**INSTRUCTIONS TO FOLLOW**
List all lines of the data that include the string "ación".

-- START OF STORED ROWS --

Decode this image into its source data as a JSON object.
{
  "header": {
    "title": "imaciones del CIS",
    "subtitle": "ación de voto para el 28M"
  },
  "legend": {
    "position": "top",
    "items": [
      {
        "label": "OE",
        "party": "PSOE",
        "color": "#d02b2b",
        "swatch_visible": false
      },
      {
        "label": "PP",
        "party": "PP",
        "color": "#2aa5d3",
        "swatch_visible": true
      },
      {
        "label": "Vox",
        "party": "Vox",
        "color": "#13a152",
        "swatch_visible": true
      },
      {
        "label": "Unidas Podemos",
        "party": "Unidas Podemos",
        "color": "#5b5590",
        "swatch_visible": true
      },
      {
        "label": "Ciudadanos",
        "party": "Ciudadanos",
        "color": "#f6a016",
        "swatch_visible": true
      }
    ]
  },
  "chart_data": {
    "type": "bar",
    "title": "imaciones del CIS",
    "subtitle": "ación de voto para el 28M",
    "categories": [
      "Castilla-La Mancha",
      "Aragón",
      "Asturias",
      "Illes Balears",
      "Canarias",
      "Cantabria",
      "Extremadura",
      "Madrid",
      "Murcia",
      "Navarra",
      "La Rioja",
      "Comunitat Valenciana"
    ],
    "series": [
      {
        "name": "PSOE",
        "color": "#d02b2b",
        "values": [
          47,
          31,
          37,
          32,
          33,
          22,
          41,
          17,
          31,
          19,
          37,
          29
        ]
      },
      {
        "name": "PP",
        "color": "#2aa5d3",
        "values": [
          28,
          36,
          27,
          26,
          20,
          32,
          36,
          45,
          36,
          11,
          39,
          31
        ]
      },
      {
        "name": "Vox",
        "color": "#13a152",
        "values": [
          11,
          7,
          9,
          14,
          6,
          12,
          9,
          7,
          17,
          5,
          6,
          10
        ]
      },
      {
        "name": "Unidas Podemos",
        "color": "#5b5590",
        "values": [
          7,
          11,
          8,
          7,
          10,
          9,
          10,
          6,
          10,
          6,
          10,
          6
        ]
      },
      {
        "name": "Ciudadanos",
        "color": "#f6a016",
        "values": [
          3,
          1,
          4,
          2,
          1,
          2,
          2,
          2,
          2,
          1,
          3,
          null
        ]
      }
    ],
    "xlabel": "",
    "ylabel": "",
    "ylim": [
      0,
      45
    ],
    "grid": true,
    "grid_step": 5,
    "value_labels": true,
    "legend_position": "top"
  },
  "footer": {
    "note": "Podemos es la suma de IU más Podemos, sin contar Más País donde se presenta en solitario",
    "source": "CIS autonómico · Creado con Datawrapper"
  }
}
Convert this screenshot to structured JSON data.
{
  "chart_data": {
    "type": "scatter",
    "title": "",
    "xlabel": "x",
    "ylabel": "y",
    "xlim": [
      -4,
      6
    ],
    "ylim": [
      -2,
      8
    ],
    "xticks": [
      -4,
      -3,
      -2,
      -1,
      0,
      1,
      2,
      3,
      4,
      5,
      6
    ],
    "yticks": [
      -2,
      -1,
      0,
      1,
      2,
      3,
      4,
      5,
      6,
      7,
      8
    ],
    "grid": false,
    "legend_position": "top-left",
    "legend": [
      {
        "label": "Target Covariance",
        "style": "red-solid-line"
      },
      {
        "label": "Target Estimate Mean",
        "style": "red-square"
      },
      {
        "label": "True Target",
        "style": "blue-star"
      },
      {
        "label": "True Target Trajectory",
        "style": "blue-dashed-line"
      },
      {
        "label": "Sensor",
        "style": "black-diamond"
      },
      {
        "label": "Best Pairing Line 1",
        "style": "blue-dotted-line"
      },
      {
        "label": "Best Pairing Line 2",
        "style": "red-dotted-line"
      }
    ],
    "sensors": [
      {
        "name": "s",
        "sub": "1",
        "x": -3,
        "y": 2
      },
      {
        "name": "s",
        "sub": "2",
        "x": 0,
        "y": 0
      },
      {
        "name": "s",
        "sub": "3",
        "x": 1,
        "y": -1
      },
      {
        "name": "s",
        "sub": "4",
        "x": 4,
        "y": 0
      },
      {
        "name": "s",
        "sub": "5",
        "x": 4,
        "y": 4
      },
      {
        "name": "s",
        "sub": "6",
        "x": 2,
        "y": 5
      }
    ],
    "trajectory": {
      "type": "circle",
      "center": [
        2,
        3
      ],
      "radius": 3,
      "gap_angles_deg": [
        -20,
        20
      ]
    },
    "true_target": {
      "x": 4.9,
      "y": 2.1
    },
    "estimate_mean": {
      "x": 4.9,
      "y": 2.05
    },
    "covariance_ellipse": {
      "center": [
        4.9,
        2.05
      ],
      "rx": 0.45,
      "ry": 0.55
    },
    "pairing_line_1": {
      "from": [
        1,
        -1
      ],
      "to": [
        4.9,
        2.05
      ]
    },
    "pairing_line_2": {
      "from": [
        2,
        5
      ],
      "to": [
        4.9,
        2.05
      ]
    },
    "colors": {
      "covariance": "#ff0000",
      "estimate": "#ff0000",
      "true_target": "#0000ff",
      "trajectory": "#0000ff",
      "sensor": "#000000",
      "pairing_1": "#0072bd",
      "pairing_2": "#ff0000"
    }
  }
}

-- END OF STORED ROWS --

**PROBLEM SOLUTION**
    "subtitle": "ación de voto para el 28M"
    "subtitle": "ación de voto para el 28M",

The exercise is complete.